■ WHAT THE TASK REQUIRES ■
Omit any picture, and return the remaining data exactly as written.

Figure content listings:
┄┄┄┄┄┄┄┄┄┄
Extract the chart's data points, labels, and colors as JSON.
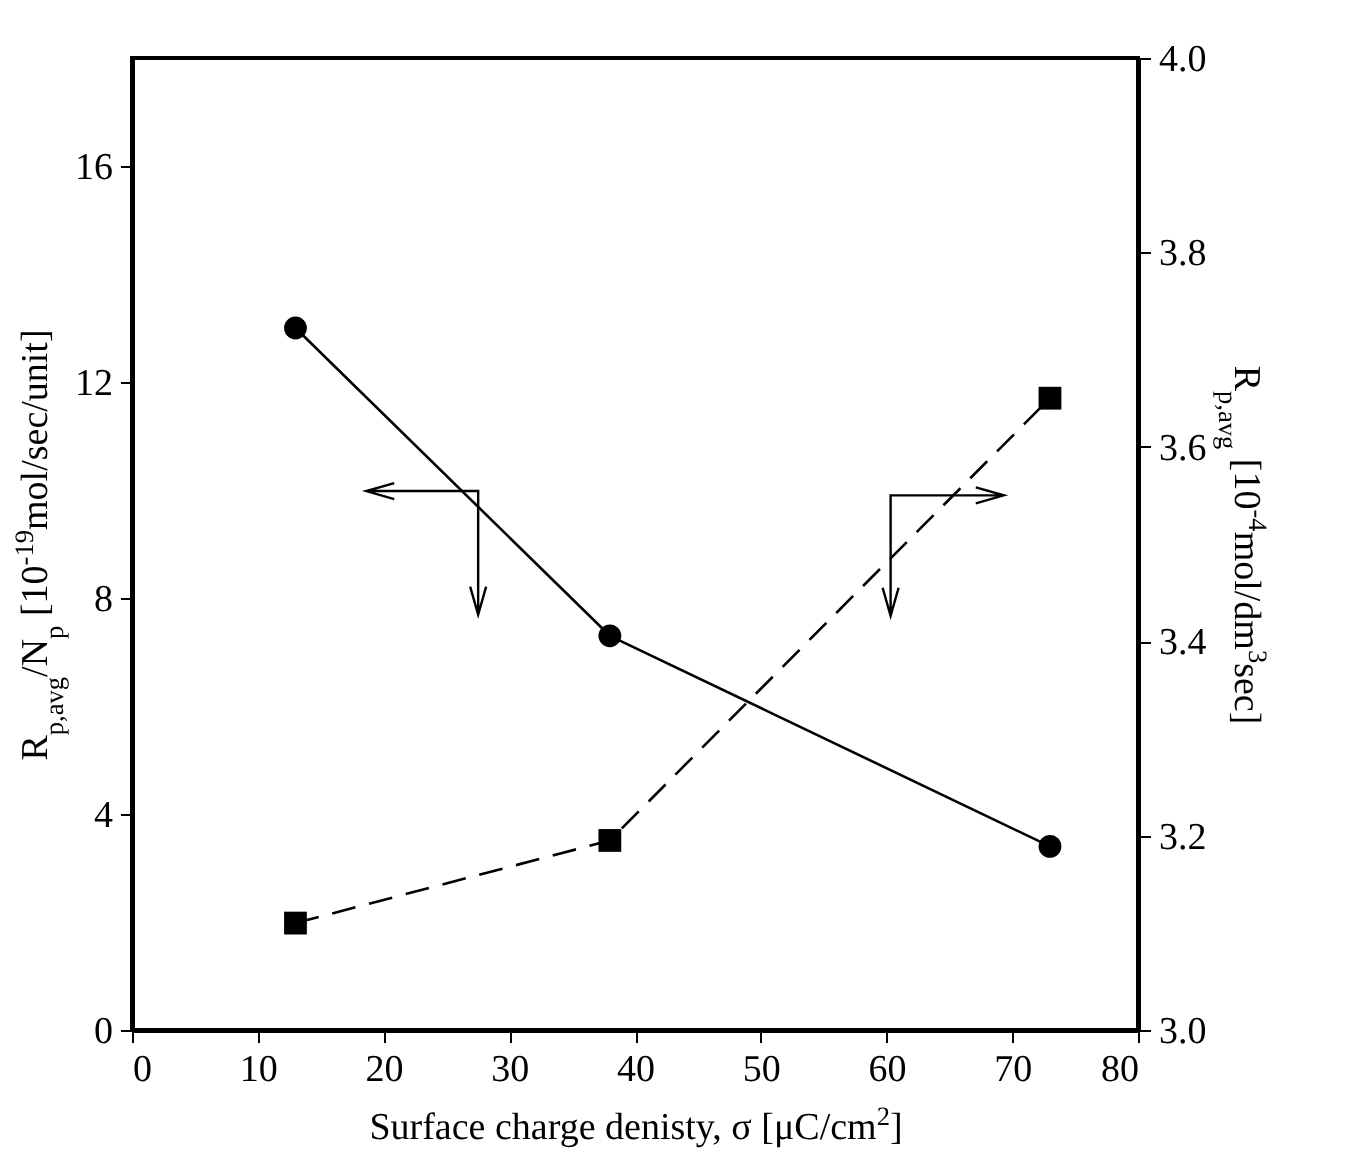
{
  "chart_data": {
    "type": "line",
    "xlabel": "Surface charge denisty, σ [μC/cm$^{2}$]",
    "ylabel": "R$_{p,avg}$/N$_{p}$ [10$^{-19}$mol/sec/unit]",
    "y2label": "R$_{p,avg}$ [10$^{-4}$mol/dm$^{3}$sec]",
    "x": [
      13,
      38,
      73
    ],
    "series": [
      {
        "color": "#000000",
        "values": [
          13.0,
          7.3,
          3.4
        ],
        "marker": "circle",
        "line_style": "solid"
      },
      {
        "color": "#000000",
        "values": [
          3.11,
          3.195,
          3.65
        ],
        "axis": "y2",
        "marker": "square",
        "line_style": "dashed"
      }
    ],
    "xlim": [
      0,
      80
    ],
    "xticks": [
      0,
      10,
      20,
      30,
      40,
      50,
      60,
      70,
      80
    ],
    "ylim": [
      0,
      18
    ],
    "yticks": [
      0,
      4,
      8,
      12,
      16
    ],
    "y2lim": [
      3.0,
      4.0
    ],
    "y2ticks": [
      {
        "value": 3,
        "label": "3.0"
      },
      3.2,
      3.4,
      3.6,
      3.8,
      {
        "value": 4,
        "label": "4.0"
      }
    ]
  }
}
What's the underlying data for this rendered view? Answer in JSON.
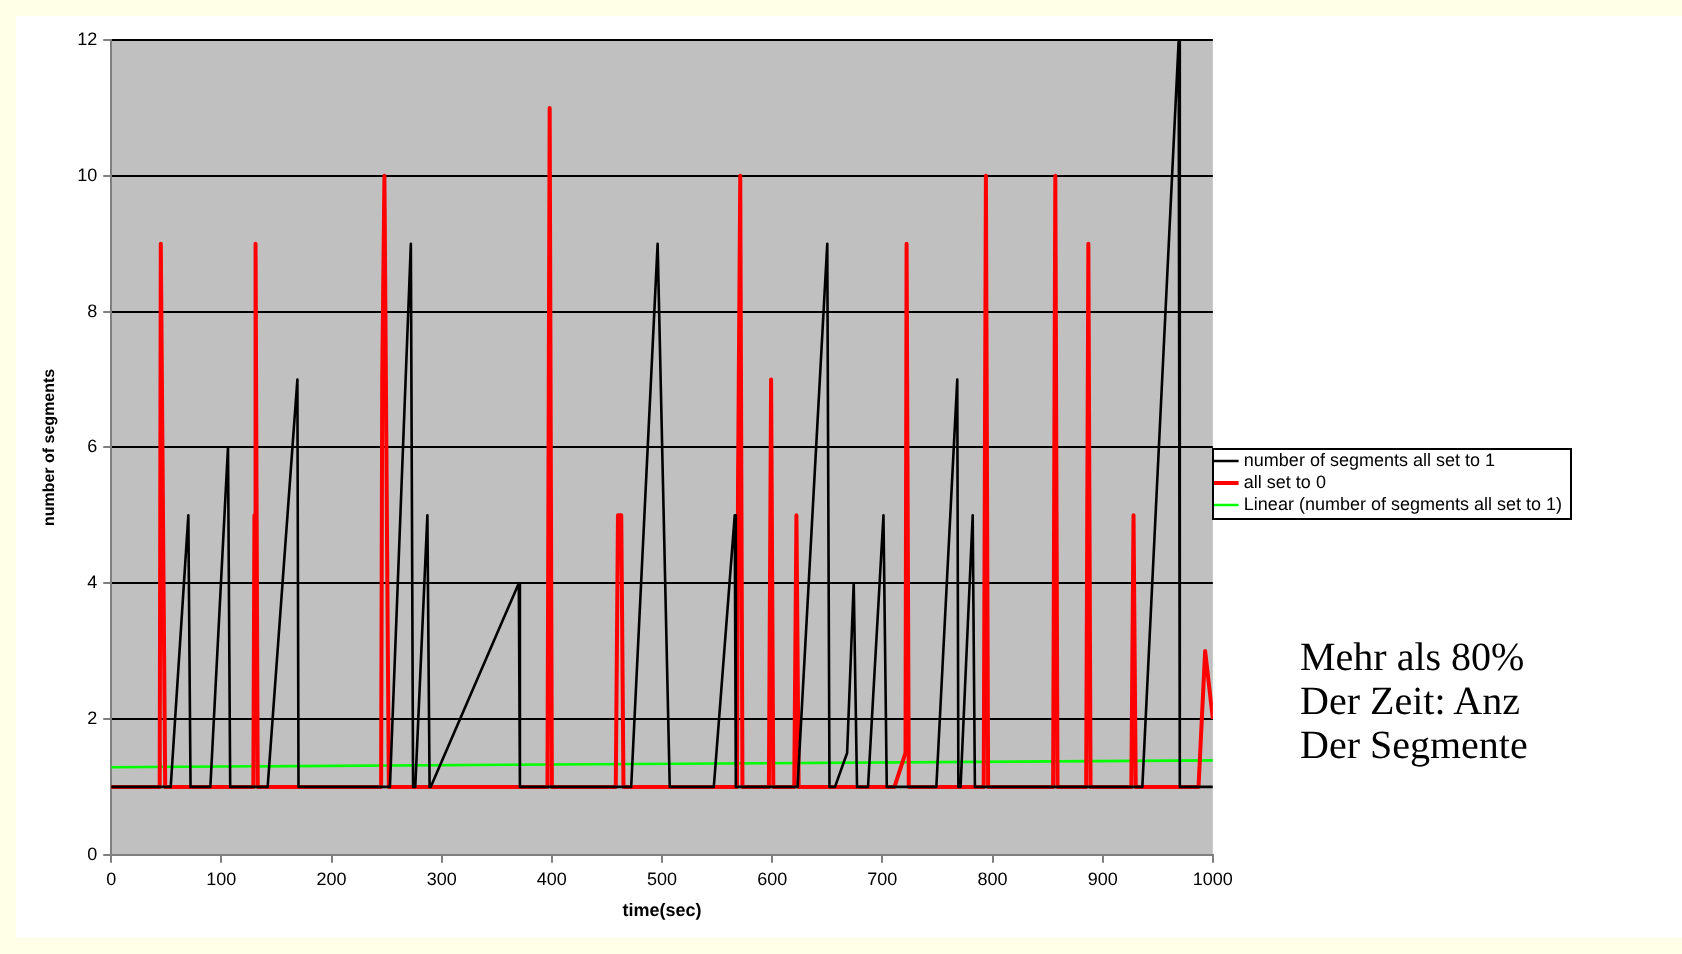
{
  "chart_data": {
    "type": "line",
    "xlabel": "time(sec)",
    "ylabel": "number of segments",
    "xlim": [
      0,
      1000
    ],
    "xticks": [
      0,
      100,
      200,
      300,
      400,
      500,
      600,
      700,
      800,
      900,
      1000
    ],
    "ylim": [
      0,
      12
    ],
    "yticks": [
      0,
      2,
      4,
      6,
      8,
      10,
      12
    ],
    "grid": "y",
    "legend": "right",
    "marker": "none",
    "line_style": "solid",
    "annotations": [
      "Mehr als 80%\nDer Zeit: Anz\nDer Segmente"
    ],
    "series": [
      {
        "name": "number of segments all set to 1",
        "color": "#000000",
        "x": [
          0,
          54,
          70,
          72,
          90,
          106,
          108,
          142,
          169,
          170,
          253,
          272,
          274,
          276,
          287,
          289,
          290,
          370,
          371,
          472,
          496,
          507,
          547,
          566,
          567,
          623,
          650,
          652,
          657,
          668,
          674,
          677,
          687,
          701,
          704,
          749,
          768,
          769,
          771,
          782,
          784,
          936,
          969,
          970,
          1000
        ],
        "values": [
          1,
          1,
          5,
          1,
          1,
          6,
          1,
          1,
          7,
          1,
          1,
          9,
          1,
          1,
          5,
          1,
          1,
          4,
          1,
          1,
          9,
          1,
          1,
          5,
          1,
          1,
          9,
          1,
          1,
          1.5,
          4,
          1,
          1,
          5,
          1,
          1,
          7,
          1,
          1,
          5,
          1,
          1,
          12,
          1,
          1
        ]
      },
      {
        "name": "all set to 0",
        "color": "#ff0000",
        "x": [
          0,
          44,
          45,
          47,
          49,
          129,
          130,
          131,
          133,
          245,
          246,
          248,
          250,
          252,
          396,
          398,
          400,
          458,
          460,
          463,
          465,
          568,
          569,
          571,
          573,
          597,
          599,
          601,
          620,
          622,
          624,
          711,
          721,
          722,
          724,
          792,
          794,
          796,
          855,
          857,
          859,
          885,
          887,
          889,
          926,
          928,
          930,
          987,
          993,
          1000
        ],
        "values": [
          1,
          1,
          9,
          5,
          1,
          1,
          5,
          9,
          1,
          1,
          7,
          10,
          5.5,
          1,
          1,
          11,
          1,
          1,
          5,
          5,
          1,
          1,
          5.5,
          10,
          1,
          1,
          7,
          1,
          1,
          5,
          1,
          1,
          1.5,
          9,
          1,
          1,
          10,
          1,
          1,
          10,
          1,
          1,
          9,
          1,
          1,
          5,
          1,
          1,
          3,
          2
        ]
      },
      {
        "name": "Linear (number of segments all set to 1)",
        "type": "line",
        "color": "#00ff00",
        "x": [
          0,
          1000
        ],
        "values": [
          1.29,
          1.39
        ]
      }
    ]
  }
}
┄┄┄┄┄┄┄┄┄┄
■ WRITTEN ANSWER ■
Extract the chart's data points, labels, and colors as JSON.
{
  "chart_data": {
    "type": "line",
    "xlabel": "Surface charge denisty, σ [μC/cm$^{2}$]",
    "ylabel": "R$_{p,avg}$/N$_{p}$ [10$^{-19}$mol/sec/unit]",
    "y2label": "R$_{p,avg}$ [10$^{-4}$mol/dm$^{3}$sec]",
    "x": [
      13,
      38,
      73
    ],
    "series": [
      {
        "color": "#000000",
        "values": [
          13.0,
          7.3,
          3.4
        ],
        "marker": "circle",
        "line_style": "solid"
      },
      {
        "color": "#000000",
        "values": [
          3.11,
          3.195,
          3.65
        ],
        "axis": "y2",
        "marker": "square",
        "line_style": "dashed"
      }
    ],
    "xlim": [
      0,
      80
    ],
    "xticks": [
      0,
      10,
      20,
      30,
      40,
      50,
      60,
      70,
      80
    ],
    "ylim": [
      0,
      18
    ],
    "yticks": [
      0,
      4,
      8,
      12,
      16
    ],
    "y2lim": [
      3.0,
      4.0
    ],
    "y2ticks": [
      {
        "value": 3,
        "label": "3.0"
      },
      3.2,
      3.4,
      3.6,
      3.8,
      {
        "value": 4,
        "label": "4.0"
      }
    ]
  }
}
What's the underlying data for this rendered view? Answer in JSON.
{
  "chart_data": {
    "type": "line",
    "xlabel": "time(sec)",
    "ylabel": "number of segments",
    "xlim": [
      0,
      1000
    ],
    "xticks": [
      0,
      100,
      200,
      300,
      400,
      500,
      600,
      700,
      800,
      900,
      1000
    ],
    "ylim": [
      0,
      12
    ],
    "yticks": [
      0,
      2,
      4,
      6,
      8,
      10,
      12
    ],
    "grid": "y",
    "legend": "right",
    "marker": "none",
    "line_style": "solid",
    "annotations": [
      "Mehr als 80%\nDer Zeit: Anz\nDer Segmente"
    ],
    "series": [
      {
        "name": "number of segments all set to 1",
        "color": "#000000",
        "x": [
          0,
          54,
          70,
          72,
          90,
          106,
          108,
          142,
          169,
          170,
          253,
          272,
          274,
          276,
          287,
          289,
          290,
          370,
          371,
          472,
          496,
          507,
          547,
          566,
          567,
          623,
          650,
          652,
          657,
          668,
          674,
          677,
          687,
          701,
          704,
          749,
          768,
          769,
          771,
          782,
          784,
          936,
          969,
          970,
          1000
        ],
        "values": [
          1,
          1,
          5,
          1,
          1,
          6,
          1,
          1,
          7,
          1,
          1,
          9,
          1,
          1,
          5,
          1,
          1,
          4,
          1,
          1,
          9,
          1,
          1,
          5,
          1,
          1,
          9,
          1,
          1,
          1.5,
          4,
          1,
          1,
          5,
          1,
          1,
          7,
          1,
          1,
          5,
          1,
          1,
          12,
          1,
          1
        ]
      },
      {
        "name": "all set to 0",
        "color": "#ff0000",
        "x": [
          0,
          44,
          45,
          47,
          49,
          129,
          130,
          131,
          133,
          245,
          246,
          248,
          250,
          252,
          396,
          398,
          400,
          458,
          460,
          463,
          465,
          568,
          569,
          571,
          573,
          597,
          599,
          601,
          620,
          622,
          624,
          711,
          721,
          722,
          724,
          792,
          794,
          796,
          855,
          857,
          859,
          885,
          887,
          889,
          926,
          928,
          930,
          987,
          993,
          1000
        ],
        "values": [
          1,
          1,
          9,
          5,
          1,
          1,
          5,
          9,
          1,
          1,
          7,
          10,
          5.5,
          1,
          1,
          11,
          1,
          1,
          5,
          5,
          1,
          1,
          5.5,
          10,
          1,
          1,
          7,
          1,
          1,
          5,
          1,
          1,
          1.5,
          9,
          1,
          1,
          10,
          1,
          1,
          10,
          1,
          1,
          9,
          1,
          1,
          5,
          1,
          1,
          3,
          2
        ]
      },
      {
        "name": "Linear (number of segments all set to 1)",
        "type": "line",
        "color": "#00ff00",
        "x": [
          0,
          1000
        ],
        "values": [
          1.29,
          1.39
        ]
      }
    ]
  }
}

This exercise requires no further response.